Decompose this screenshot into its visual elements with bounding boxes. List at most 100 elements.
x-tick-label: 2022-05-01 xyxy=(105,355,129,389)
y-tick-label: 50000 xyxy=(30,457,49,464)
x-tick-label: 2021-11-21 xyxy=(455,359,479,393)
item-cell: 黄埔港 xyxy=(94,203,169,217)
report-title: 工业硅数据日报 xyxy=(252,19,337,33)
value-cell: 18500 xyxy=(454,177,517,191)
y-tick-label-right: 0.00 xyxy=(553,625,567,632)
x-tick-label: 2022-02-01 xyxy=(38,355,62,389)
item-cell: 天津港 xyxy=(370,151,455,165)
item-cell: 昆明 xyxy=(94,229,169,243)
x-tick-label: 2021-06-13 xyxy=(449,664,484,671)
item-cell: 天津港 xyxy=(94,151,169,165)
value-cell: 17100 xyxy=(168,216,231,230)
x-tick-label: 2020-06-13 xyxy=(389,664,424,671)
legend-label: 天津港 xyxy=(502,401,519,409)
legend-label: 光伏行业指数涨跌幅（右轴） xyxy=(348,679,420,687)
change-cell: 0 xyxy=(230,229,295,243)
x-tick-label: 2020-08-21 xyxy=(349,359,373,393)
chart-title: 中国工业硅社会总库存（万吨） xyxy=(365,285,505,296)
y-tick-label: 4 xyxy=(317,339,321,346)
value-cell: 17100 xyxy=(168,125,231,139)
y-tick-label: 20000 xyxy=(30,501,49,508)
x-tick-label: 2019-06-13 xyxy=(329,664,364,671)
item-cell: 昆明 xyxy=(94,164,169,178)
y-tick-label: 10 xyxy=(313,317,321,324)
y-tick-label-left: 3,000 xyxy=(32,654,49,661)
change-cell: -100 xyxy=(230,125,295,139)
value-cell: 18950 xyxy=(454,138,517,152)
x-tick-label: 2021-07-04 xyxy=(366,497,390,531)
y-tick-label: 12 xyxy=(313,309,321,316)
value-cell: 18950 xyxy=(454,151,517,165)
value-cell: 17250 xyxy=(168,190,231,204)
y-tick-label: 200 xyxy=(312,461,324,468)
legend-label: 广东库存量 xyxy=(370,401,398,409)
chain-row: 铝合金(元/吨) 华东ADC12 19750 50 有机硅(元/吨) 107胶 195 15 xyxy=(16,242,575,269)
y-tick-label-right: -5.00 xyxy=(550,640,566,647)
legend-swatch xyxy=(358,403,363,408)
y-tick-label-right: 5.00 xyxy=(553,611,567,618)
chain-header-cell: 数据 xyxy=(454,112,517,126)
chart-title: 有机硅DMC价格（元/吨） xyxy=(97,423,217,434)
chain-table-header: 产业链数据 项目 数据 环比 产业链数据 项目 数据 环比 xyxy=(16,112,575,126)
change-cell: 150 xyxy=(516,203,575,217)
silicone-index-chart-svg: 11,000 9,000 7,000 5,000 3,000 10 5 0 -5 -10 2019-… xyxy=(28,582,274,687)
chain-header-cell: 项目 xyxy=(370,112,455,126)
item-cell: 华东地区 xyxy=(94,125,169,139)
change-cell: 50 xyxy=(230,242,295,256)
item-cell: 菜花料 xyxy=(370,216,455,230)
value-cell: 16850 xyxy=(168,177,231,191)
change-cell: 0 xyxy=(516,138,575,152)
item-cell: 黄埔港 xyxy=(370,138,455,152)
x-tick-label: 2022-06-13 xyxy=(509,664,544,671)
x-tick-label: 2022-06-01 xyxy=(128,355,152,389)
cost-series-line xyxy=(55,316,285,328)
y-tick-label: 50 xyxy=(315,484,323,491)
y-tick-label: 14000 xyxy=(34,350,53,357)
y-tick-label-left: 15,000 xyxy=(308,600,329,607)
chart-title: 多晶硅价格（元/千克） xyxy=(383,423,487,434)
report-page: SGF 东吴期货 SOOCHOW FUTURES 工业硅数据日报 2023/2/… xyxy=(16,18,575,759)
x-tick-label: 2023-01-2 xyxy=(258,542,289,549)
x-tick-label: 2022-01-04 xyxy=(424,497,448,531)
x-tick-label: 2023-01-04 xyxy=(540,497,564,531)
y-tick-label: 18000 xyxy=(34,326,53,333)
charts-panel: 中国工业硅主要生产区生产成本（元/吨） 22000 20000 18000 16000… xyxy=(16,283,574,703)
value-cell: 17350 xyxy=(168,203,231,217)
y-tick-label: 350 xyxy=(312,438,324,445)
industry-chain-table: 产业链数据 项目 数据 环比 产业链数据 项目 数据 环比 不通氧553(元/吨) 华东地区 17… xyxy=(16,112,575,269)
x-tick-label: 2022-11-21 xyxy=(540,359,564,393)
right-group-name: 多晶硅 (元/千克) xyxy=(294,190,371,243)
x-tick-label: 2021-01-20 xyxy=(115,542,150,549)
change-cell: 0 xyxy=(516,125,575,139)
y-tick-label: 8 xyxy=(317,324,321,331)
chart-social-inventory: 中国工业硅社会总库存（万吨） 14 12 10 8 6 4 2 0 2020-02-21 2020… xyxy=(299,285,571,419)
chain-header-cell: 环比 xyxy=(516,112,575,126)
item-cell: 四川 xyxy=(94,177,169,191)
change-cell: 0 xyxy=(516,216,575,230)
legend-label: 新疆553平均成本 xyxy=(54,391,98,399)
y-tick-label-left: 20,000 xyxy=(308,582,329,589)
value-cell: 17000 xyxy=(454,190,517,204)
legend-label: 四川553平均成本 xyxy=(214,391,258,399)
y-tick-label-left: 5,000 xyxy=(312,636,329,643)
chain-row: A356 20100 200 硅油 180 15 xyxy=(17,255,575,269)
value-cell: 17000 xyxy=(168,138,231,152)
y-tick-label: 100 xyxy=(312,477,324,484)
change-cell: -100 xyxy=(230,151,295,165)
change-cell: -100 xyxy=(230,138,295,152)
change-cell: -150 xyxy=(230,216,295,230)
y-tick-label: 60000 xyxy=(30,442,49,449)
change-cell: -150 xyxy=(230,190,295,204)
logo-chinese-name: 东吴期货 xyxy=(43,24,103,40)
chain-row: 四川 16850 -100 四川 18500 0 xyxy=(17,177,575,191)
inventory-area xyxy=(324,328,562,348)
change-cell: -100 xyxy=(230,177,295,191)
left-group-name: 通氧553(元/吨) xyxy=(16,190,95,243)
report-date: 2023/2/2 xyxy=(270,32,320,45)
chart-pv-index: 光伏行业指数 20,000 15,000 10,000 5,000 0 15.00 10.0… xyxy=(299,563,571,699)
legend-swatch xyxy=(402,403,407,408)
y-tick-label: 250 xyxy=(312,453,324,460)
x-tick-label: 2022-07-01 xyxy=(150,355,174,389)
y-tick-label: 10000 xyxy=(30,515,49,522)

━━━━━━━━━━━━━━━━━━━━━━━━━━━━━━

PROBLEM REQUIREMENTS ▸ Express the entries from the start through the line containing "item-cell: 黄埔港 xyxy=(94,203,169,217)" as a JSON list of strings, one string per line and leaving out blank lines.

RESULT OF THIS EXERCISE ▸
[
  "Decompose this screenshot into its visual elements with bounding boxes. List at most 100 elements.",
  "x-tick-label: 2022-05-01 xyxy=(105,355,129,389)",
  "y-tick-label: 50000 xyxy=(30,457,49,464)",
  "x-tick-label: 2021-11-21 xyxy=(455,359,479,393)",
  "item-cell: 黄埔港 xyxy=(94,203,169,217)"
]